(Saved entries)
********************
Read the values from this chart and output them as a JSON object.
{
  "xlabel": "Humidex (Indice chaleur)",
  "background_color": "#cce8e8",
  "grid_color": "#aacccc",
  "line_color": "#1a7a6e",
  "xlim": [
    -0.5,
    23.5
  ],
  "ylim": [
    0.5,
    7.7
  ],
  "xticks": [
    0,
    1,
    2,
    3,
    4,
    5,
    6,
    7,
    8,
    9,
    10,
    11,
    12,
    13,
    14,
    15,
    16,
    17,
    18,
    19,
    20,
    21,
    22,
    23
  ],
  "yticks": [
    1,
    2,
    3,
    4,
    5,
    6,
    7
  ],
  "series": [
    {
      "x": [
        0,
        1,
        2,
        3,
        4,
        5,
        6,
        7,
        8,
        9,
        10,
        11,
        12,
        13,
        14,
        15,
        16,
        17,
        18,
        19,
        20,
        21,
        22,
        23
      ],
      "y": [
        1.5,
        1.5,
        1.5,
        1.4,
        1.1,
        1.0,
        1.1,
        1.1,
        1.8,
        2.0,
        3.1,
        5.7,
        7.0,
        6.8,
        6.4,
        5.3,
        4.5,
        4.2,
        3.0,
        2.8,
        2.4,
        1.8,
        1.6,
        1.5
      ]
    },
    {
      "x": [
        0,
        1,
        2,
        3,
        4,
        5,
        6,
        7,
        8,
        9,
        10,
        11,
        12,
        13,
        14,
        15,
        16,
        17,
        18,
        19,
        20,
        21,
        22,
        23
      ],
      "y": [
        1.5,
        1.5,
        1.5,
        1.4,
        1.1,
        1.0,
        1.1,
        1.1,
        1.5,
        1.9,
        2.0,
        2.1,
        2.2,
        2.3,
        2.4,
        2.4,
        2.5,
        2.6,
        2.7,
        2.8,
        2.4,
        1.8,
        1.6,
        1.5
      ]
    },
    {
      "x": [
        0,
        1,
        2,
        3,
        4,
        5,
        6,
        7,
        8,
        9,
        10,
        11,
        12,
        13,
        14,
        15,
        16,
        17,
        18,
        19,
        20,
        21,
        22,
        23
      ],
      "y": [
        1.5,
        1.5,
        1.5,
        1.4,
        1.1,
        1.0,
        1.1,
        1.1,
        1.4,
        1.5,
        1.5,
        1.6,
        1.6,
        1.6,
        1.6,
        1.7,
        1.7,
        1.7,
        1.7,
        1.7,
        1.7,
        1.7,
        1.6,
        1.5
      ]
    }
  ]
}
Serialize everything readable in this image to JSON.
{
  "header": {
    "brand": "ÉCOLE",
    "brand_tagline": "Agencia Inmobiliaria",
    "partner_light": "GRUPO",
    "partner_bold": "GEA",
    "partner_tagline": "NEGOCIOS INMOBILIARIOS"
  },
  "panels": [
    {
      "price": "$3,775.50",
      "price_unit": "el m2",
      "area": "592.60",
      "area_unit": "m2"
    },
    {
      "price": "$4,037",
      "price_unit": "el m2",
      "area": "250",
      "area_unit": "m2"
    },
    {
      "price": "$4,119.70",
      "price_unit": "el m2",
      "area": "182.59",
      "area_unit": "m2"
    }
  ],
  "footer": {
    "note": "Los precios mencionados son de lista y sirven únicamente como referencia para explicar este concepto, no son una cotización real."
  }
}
********************
Restate each record word for word.

## COMPLETED TASK
Read the values from this chart and output them as a JSON object.
{
  "xlabel": "Humidex (Indice chaleur)",
  "background_color": "#cce8e8",
  "grid_color": "#aacccc",
  "line_color": "#1a7a6e",
  "xlim": [
    -0.5,
    23.5
  ],
  "ylim": [
    0.5,
    7.7
  ],
  "xticks": [
    0,
    1,
    2,
    3,
    4,
    5,
    6,
    7,
    8,
    9,
    10,
    11,
    12,
    13,
    14,
    15,
    16,
    17,
    18,
    19,
    20,
    21,
    22,
    23
  ],
  "yticks": [
    1,
    2,
    3,
    4,
    5,
    6,
    7
  ],
  "series": [
    {
      "x": [
        0,
        1,
        2,
        3,
        4,
        5,
        6,
        7,
        8,
        9,
        10,
        11,
        12,
        13,
        14,
        15,
        16,
        17,
        18,
        19,
        20,
        21,
        22,
        23
      ],
      "y": [
        1.5,
        1.5,
        1.5,
        1.4,
        1.1,
        1.0,
        1.1,
        1.1,
        1.8,
        2.0,
        3.1,
        5.7,
        7.0,
        6.8,
        6.4,
        5.3,
        4.5,
        4.2,
        3.0,
        2.8,
        2.4,
        1.8,
        1.6,
        1.5
      ]
    },
    {
      "x": [
        0,
        1,
        2,
        3,
        4,
        5,
        6,
        7,
        8,
        9,
        10,
        11,
        12,
        13,
        14,
        15,
        16,
        17,
        18,
        19,
        20,
        21,
        22,
        23
      ],
      "y": [
        1.5,
        1.5,
        1.5,
        1.4,
        1.1,
        1.0,
        1.1,
        1.1,
        1.5,
        1.9,
        2.0,
        2.1,
        2.2,
        2.3,
        2.4,
        2.4,
        2.5,
        2.6,
        2.7,
        2.8,
        2.4,
        1.8,
        1.6,
        1.5
      ]
    },
    {
      "x": [
        0,
        1,
        2,
        3,
        4,
        5,
        6,
        7,
        8,
        9,
        10,
        11,
        12,
        13,
        14,
        15,
        16,
        17,
        18,
        19,
        20,
        21,
        22,
        23
      ],
      "y": [
        1.5,
        1.5,
        1.5,
        1.4,
        1.1,
        1.0,
        1.1,
        1.1,
        1.4,
        1.5,
        1.5,
        1.6,
        1.6,
        1.6,
        1.6,
        1.7,
        1.7,
        1.7,
        1.7,
        1.7,
        1.7,
        1.7,
        1.6,
        1.5
      ]
    }
  ]
}
Serialize everything readable in this image to JSON.
{
  "header": {
    "brand": "ÉCOLE",
    "brand_tagline": "Agencia Inmobiliaria",
    "partner_light": "GRUPO",
    "partner_bold": "GEA",
    "partner_tagline": "NEGOCIOS INMOBILIARIOS"
  },
  "panels": [
    {
      "price": "$3,775.50",
      "price_unit": "el m2",
      "area": "592.60",
      "area_unit": "m2"
    },
    {
      "price": "$4,037",
      "price_unit": "el m2",
      "area": "250",
      "area_unit": "m2"
    },
    {
      "price": "$4,119.70",
      "price_unit": "el m2",
      "area": "182.59",
      "area_unit": "m2"
    }
  ],
  "footer": {
    "note": "Los precios mencionados son de lista y sirven únicamente como referencia para explicar este concepto, no son una cotización real."
  }
}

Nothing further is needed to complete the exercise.